***** Datos registrados *****
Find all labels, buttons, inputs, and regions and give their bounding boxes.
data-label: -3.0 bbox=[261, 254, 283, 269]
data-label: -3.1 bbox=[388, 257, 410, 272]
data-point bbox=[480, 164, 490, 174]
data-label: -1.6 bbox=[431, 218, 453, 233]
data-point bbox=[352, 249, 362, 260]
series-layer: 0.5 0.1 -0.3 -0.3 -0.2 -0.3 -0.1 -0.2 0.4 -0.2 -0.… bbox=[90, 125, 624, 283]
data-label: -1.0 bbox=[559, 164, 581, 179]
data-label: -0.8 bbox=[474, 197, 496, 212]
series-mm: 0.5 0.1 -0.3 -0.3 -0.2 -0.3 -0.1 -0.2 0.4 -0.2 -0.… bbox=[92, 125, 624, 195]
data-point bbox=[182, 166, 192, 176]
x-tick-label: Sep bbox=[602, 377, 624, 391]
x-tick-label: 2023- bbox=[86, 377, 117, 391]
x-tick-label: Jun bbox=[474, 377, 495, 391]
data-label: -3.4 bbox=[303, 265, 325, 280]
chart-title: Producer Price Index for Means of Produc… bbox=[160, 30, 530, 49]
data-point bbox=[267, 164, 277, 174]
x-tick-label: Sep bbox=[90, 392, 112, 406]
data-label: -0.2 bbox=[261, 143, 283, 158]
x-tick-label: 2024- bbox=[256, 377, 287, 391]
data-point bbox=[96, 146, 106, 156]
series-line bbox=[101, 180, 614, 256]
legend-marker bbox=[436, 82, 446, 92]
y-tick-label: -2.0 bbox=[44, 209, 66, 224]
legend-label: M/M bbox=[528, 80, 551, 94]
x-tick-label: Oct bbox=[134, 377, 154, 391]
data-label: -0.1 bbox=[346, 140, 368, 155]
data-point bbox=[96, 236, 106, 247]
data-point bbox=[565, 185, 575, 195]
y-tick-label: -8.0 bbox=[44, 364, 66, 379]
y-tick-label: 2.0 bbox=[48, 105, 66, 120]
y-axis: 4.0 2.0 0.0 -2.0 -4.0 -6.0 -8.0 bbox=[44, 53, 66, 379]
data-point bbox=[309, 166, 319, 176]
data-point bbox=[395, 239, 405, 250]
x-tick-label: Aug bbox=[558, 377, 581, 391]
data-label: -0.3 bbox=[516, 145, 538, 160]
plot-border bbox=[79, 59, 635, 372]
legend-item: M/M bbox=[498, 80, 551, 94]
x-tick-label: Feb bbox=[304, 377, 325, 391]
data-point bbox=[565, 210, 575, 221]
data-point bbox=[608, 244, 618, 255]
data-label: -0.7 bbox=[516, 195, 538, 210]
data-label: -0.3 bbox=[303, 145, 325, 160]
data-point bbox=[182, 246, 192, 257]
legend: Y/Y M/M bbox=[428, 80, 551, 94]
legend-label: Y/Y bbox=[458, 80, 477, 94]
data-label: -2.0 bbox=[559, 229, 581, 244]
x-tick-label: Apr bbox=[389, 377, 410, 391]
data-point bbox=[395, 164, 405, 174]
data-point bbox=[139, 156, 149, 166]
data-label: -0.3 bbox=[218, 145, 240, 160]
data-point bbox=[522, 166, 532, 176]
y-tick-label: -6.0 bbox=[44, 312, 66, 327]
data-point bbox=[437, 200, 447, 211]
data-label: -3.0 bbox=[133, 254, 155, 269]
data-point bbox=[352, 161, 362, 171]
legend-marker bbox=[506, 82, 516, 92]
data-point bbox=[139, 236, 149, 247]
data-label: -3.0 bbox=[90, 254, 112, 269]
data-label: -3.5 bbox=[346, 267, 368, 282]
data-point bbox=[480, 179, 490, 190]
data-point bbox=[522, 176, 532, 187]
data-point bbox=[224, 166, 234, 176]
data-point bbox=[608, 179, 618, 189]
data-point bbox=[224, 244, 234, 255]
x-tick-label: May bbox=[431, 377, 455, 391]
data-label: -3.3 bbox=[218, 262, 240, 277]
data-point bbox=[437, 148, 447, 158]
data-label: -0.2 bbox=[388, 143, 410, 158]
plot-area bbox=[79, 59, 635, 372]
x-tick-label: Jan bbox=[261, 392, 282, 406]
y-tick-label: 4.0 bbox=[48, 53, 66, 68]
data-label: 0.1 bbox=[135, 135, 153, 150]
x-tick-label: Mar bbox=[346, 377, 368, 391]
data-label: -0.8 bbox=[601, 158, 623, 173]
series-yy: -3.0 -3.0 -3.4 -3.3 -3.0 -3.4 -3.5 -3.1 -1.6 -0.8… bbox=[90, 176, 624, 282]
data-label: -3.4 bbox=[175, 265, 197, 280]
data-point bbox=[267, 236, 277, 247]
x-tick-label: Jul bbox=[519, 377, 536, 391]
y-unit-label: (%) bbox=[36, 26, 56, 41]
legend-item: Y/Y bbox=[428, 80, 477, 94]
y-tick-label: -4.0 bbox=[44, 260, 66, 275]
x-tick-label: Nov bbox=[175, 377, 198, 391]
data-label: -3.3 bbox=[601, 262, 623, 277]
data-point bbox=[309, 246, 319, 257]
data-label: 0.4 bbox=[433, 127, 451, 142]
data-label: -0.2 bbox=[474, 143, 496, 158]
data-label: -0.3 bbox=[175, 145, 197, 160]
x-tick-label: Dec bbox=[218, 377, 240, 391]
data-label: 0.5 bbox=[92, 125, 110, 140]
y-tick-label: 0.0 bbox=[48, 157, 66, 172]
*****
Cuenta las líneas de los registros que contienen la cadena "legend", teniendo en cuenta mayúsculas y minúsculas, y responde solo con el número.

Respuesta
7